Print all the records exactly, please.

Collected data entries

· · ·

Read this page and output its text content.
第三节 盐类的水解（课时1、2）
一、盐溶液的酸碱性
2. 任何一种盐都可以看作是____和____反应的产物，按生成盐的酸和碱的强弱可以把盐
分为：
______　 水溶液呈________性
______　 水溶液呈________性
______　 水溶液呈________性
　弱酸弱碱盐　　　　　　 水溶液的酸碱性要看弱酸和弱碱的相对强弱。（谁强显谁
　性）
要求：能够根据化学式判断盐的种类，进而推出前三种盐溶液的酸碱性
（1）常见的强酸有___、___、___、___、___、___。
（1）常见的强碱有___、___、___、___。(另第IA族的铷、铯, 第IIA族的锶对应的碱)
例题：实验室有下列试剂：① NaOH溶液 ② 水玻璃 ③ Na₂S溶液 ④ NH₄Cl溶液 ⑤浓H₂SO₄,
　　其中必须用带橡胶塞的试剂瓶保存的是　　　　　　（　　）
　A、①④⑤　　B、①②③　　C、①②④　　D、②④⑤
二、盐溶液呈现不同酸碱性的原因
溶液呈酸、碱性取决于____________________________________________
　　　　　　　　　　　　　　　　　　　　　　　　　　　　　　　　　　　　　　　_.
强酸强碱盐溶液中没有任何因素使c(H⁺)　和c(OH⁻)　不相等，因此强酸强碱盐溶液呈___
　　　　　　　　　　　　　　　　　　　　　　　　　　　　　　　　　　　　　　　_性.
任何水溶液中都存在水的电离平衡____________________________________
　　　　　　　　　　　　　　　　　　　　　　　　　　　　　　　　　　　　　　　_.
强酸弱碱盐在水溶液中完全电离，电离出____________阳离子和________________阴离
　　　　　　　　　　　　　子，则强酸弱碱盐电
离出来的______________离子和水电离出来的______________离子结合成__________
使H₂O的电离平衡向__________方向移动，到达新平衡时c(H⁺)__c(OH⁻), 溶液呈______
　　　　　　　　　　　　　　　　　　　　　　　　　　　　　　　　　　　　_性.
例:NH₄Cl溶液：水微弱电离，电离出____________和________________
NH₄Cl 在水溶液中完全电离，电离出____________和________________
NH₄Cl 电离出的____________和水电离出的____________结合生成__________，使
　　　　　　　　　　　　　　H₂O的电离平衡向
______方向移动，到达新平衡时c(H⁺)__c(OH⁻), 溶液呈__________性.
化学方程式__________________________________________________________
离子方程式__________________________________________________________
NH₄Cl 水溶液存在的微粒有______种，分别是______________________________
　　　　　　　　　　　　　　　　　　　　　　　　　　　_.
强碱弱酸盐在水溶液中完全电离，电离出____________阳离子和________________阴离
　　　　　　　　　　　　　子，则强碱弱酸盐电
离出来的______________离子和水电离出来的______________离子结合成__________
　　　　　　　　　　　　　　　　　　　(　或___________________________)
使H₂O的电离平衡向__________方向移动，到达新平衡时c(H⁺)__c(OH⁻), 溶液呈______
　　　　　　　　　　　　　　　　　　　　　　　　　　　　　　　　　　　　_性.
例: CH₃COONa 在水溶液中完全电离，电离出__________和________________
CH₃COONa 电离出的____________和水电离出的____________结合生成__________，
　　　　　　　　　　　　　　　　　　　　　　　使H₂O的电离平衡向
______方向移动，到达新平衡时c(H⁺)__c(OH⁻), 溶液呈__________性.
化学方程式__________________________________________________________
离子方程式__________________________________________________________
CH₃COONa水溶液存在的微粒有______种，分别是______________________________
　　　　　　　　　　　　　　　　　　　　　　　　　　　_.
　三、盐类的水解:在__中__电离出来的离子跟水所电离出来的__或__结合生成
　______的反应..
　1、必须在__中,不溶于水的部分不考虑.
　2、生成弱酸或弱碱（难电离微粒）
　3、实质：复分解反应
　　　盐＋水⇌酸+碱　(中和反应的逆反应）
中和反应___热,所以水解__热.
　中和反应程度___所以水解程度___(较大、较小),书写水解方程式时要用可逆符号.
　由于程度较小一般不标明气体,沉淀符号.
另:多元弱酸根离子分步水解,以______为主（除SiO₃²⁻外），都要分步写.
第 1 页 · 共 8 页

· · ·

• Answer in full
Read this page and output its text content.
第三节 盐类的水解（课时1、2）
一、盐溶液的酸碱性
2. 任何一种盐都可以看作是____和____反应的产物，按生成盐的酸和碱的强弱可以把盐
分为：
______　 水溶液呈________性
______　 水溶液呈________性
______　 水溶液呈________性
　弱酸弱碱盐　　　　　　 水溶液的酸碱性要看弱酸和弱碱的相对强弱。（谁强显谁
　性）
要求：能够根据化学式判断盐的种类，进而推出前三种盐溶液的酸碱性
（1）常见的强酸有___、___、___、___、___、___。
（1）常见的强碱有___、___、___、___。(另第IA族的铷、铯, 第IIA族的锶对应的碱)
例题：实验室有下列试剂：① NaOH溶液 ② 水玻璃 ③ Na₂S溶液 ④ NH₄Cl溶液 ⑤浓H₂SO₄,
　　其中必须用带橡胶塞的试剂瓶保存的是　　　　　　（　　）
　A、①④⑤　　B、①②③　　C、①②④　　D、②④⑤
二、盐溶液呈现不同酸碱性的原因
溶液呈酸、碱性取决于____________________________________________
　　　　　　　　　　　　　　　　　　　　　　　　　　　　　　　　　　　　　　　_.
强酸强碱盐溶液中没有任何因素使c(H⁺)　和c(OH⁻)　不相等，因此强酸强碱盐溶液呈___
　　　　　　　　　　　　　　　　　　　　　　　　　　　　　　　　　　　　　　　_性.
任何水溶液中都存在水的电离平衡____________________________________
　　　　　　　　　　　　　　　　　　　　　　　　　　　　　　　　　　　　　　　_.
强酸弱碱盐在水溶液中完全电离，电离出____________阳离子和________________阴离
　　　　　　　　　　　　　子，则强酸弱碱盐电
离出来的______________离子和水电离出来的______________离子结合成__________
使H₂O的电离平衡向__________方向移动，到达新平衡时c(H⁺)__c(OH⁻), 溶液呈______
　　　　　　　　　　　　　　　　　　　　　　　　　　　　　　　　　　　　_性.
例:NH₄Cl溶液：水微弱电离，电离出____________和________________
NH₄Cl 在水溶液中完全电离，电离出____________和________________
NH₄Cl 电离出的____________和水电离出的____________结合生成__________，使
　　　　　　　　　　　　　　H₂O的电离平衡向
______方向移动，到达新平衡时c(H⁺)__c(OH⁻), 溶液呈__________性.
化学方程式__________________________________________________________
离子方程式__________________________________________________________
NH₄Cl 水溶液存在的微粒有______种，分别是______________________________
　　　　　　　　　　　　　　　　　　　　　　　　　　　_.
强碱弱酸盐在水溶液中完全电离，电离出____________阳离子和________________阴离
　　　　　　　　　　　　　子，则强碱弱酸盐电
离出来的______________离子和水电离出来的______________离子结合成__________
　　　　　　　　　　　　　　　　　　　(　或___________________________)
使H₂O的电离平衡向__________方向移动，到达新平衡时c(H⁺)__c(OH⁻), 溶液呈______
　　　　　　　　　　　　　　　　　　　　　　　　　　　　　　　　　　　　_性.
例: CH₃COONa 在水溶液中完全电离，电离出__________和________________
CH₃COONa 电离出的____________和水电离出的____________结合生成__________，
　　　　　　　　　　　　　　　　　　　　　　　使H₂O的电离平衡向
______方向移动，到达新平衡时c(H⁺)__c(OH⁻), 溶液呈__________性.
化学方程式__________________________________________________________
离子方程式__________________________________________________________
CH₃COONa水溶液存在的微粒有______种，分别是______________________________
　　　　　　　　　　　　　　　　　　　　　　　　　　　_.
　三、盐类的水解:在__中__电离出来的离子跟水所电离出来的__或__结合生成
　______的反应..
　1、必须在__中,不溶于水的部分不考虑.
　2、生成弱酸或弱碱（难电离微粒）
　3、实质：复分解反应
　　　盐＋水⇌酸+碱　(中和反应的逆反应）
中和反应___热,所以水解__热.
　中和反应程度___所以水解程度___(较大、较小),书写水解方程式时要用可逆符号.
　由于程度较小一般不标明气体,沉淀符号.
另:多元弱酸根离子分步水解,以______为主（除SiO₃²⁻外），都要分步写.
第 1 页 · 共 8 页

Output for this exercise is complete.